■ **Фрагмент текста**

::::

Create post
Music and Sound

Дрот метать и угождать богам

Юрий Виноградов
Joachim Kaieser, 2008. © Isolde Ohlbaum (isolde@ohlbaum.de)

Joachim Kaieser, 2008. © Isolde Ohlbaum (isolde@ohlbaum.de)

11 мая 2017 года в Мюнхене умер один из старейших европейских критиков и, может быть, самый авторитетный из них — Йоахим Кайзер.

Его тройная специализация в музыкальной, театральной и литературной критике сформировалась под влиянием университетских штудий в Гёттингене, Тюбингене и Франкфурте-на-Майне, где он осваивал музыковедение, германистику и философию.

В 23 года Кайзер вошёл в профессиональную жизнь с рецензией на «Философию новой музыки» своего учителя Теодора В. Адорно. И вскоре присоединился к знаменитой «Группе 47», сообществу немецкоязычных писателей, среди которых были Генрих Бёлль, Мартин Вальзер, Ингеборг Бахман, Гюнтер Грасс, Эрих Кестнер, Ханс Вернер Рихтер…

В 1959 г. началось почти полувековое сотрудничество Кайзера с «Зюддойче Цайтунг». За эти годы он стал не только ведущим автором, но и своего рода символом газеты. Его публикации исчислялись тысячами. Он получал за них престижные профессиональные награды, регулярно появлялся на радио и на телевидении, преподавал в Высшей школе музыки и исполнительских искусств в Штутгарте и вёл общедоступные лекции. Журналист Анастасия Буцко писала: «Посетив одно из его выступлений… в местной филармонии “Гастайг”, можно убедиться, что таких людей, как он, в природе больше не существует. Никто, как он, не будет виртуозно жонглировать именами приблизительно двадцати пианистов, сравнивая их интерпретации 32-й фортепианной сонаты Бетховена, чтобы походя обронить: эта соната является для пианистов “тестом на тип характера”».

::::

■ **Строки данных**
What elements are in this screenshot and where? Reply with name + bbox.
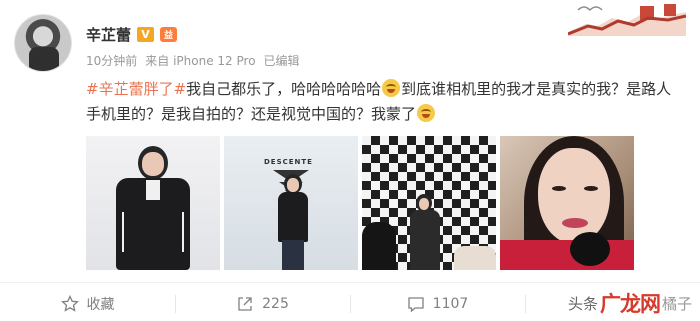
favorite-label: 收藏 xyxy=(86,297,115,313)
post-meta: 10分钟前 来自 iPhone 12 Pro 已编辑 xyxy=(86,52,300,69)
avatar[interactable] xyxy=(14,14,72,72)
image-gallery: DESCENTE xyxy=(86,136,634,270)
weibo-post: 辛芷蕾 V 益 10分钟前 来自 iPhone 12 Pro 已编辑 #辛芷蕾胖… xyxy=(0,0,700,321)
repost-count: 225 xyxy=(262,296,289,312)
post-time[interactable]: 10分钟前 xyxy=(86,52,137,69)
red-top xyxy=(500,240,634,270)
photo-descente-event[interactable]: DESCENTE xyxy=(224,136,358,270)
jacket-stripe xyxy=(122,212,124,252)
photo-checkered-backdrop[interactable] xyxy=(362,136,496,270)
repost-button[interactable]: 225 xyxy=(175,290,350,318)
laughing-tears-icon xyxy=(417,104,436,122)
topic-link[interactable]: #辛芷蕾胖了# xyxy=(86,80,186,98)
lips xyxy=(562,218,588,228)
figure-face xyxy=(538,148,610,244)
figure-face xyxy=(287,178,299,192)
figure-jacket xyxy=(410,210,440,270)
comment-icon xyxy=(408,297,424,313)
post-text: #辛芷蕾胖了#我自己都乐了，哈哈哈哈哈哈 到底谁相机里的我才是真实的我？是路人手机… xyxy=(86,77,686,127)
right-eye xyxy=(584,186,598,191)
watermark-suffix: 橘子 xyxy=(661,294,692,313)
left-eye xyxy=(552,186,566,191)
watermark: 头条 广龙网 橘子 xyxy=(568,288,692,318)
verified-badge[interactable]: V xyxy=(137,27,155,42)
member-badge[interactable]: 益 xyxy=(160,27,178,42)
action-divider xyxy=(0,282,700,283)
foreground-object xyxy=(454,246,496,270)
watermark-brand: 广龙网 xyxy=(599,291,661,316)
great-wall-decoration xyxy=(568,4,686,36)
post-text-segment-1: 我自己都乐了，哈哈哈哈哈哈 xyxy=(186,80,382,98)
jacket-stripe xyxy=(182,212,184,252)
black-pet xyxy=(570,232,610,266)
favorite-button[interactable]: 收藏 xyxy=(0,290,175,318)
author-line: 辛芷蕾 V 益 xyxy=(86,24,178,45)
photo-selfie[interactable] xyxy=(500,136,634,270)
figure-face xyxy=(419,198,429,210)
post-source: 来自 iPhone 12 Pro xyxy=(145,54,256,68)
figure-jacket xyxy=(278,192,308,242)
jacket-collar xyxy=(146,180,160,200)
star-icon xyxy=(60,295,79,312)
descente-logo-text: DESCENTE xyxy=(264,158,313,166)
foreground-person xyxy=(362,222,396,270)
photo-black-jacket[interactable] xyxy=(86,136,220,270)
author-name[interactable]: 辛芷蕾 xyxy=(86,24,131,45)
laughing-tears-icon xyxy=(382,79,401,97)
watermark-prefix: 头条 xyxy=(567,294,598,313)
comment-count: 1107 xyxy=(432,296,469,312)
comment-button[interactable]: 1107 xyxy=(350,290,525,318)
share-icon xyxy=(238,297,252,311)
edited-label[interactable]: 已编辑 xyxy=(264,52,300,69)
figure-face xyxy=(142,152,164,176)
figure-pants xyxy=(282,240,304,270)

::::

■ **Задания и упражнения**
1. Сократите абзац текста о Йоахиме Кайзере, который начинается словами «В 1959 г. началось». Главные факты сохраните.
2. Допишите текст о Йоахиме Кайзере, начав сразу после его последнего предложения.

■ **Ответы к заданиям**
1. С 1959 года Кайзер почти полвека сотрудничал с «Зюддойче Цайтунг» и стал не только её ведущим автором, но и своего рода символом газеты. Он опубликовал тысячи материалов и получал за них престижные профессиональные награды. Кроме того, он регулярно выступал на радио и телевидении, преподавал в Высшей школе музыки и исполнительских искусств в Штутгарте и читал общедоступные лекции. Журналист Анастасия Буцко писала, что таких людей больше не существует: никто, как он, не сравнит виртуозно интерпретации 32-й фортепианной сонаты Бетховена у двадцати пианистов, чтобы походя назвать её для пианистов «тестом на тип характера».

2.
Кайзер умел быть заметным. И не только благодаря обширной эрудиции, которая символически воплотилась в его доме, до отказа наполненном книгами, нотами и пластинками. В память врезàлась экспансивная манера речи, неизменные пиджачные тройки с щегольскими шёлковыми жилетами и ещё, казалось бы, не соответствующая внешней респектабельности, любовь к велосипедной езде — иным видам транспорта Кайзер предпочитал двухколёсный.

На велосипеде, в смокинге и с победоносным пером в седых кудрях он запечатлён на фотографии, сделанной по случаю публикации его мемуаров, объём которых значителен, а название, «Я — последний из могикан», не отличается скромностью. Впрочем, и самоирония не была ему чужда. Он с удовольствием рассказывал забавную историю. Однажды в ответ на реплику жены: «Послушай, как красиво поют в саду птицы!», он принялся их немедленно рецензировать: «Знаешь ли, птичка с левого дерева выводит трели гораздо лучше той, что сидит на правом».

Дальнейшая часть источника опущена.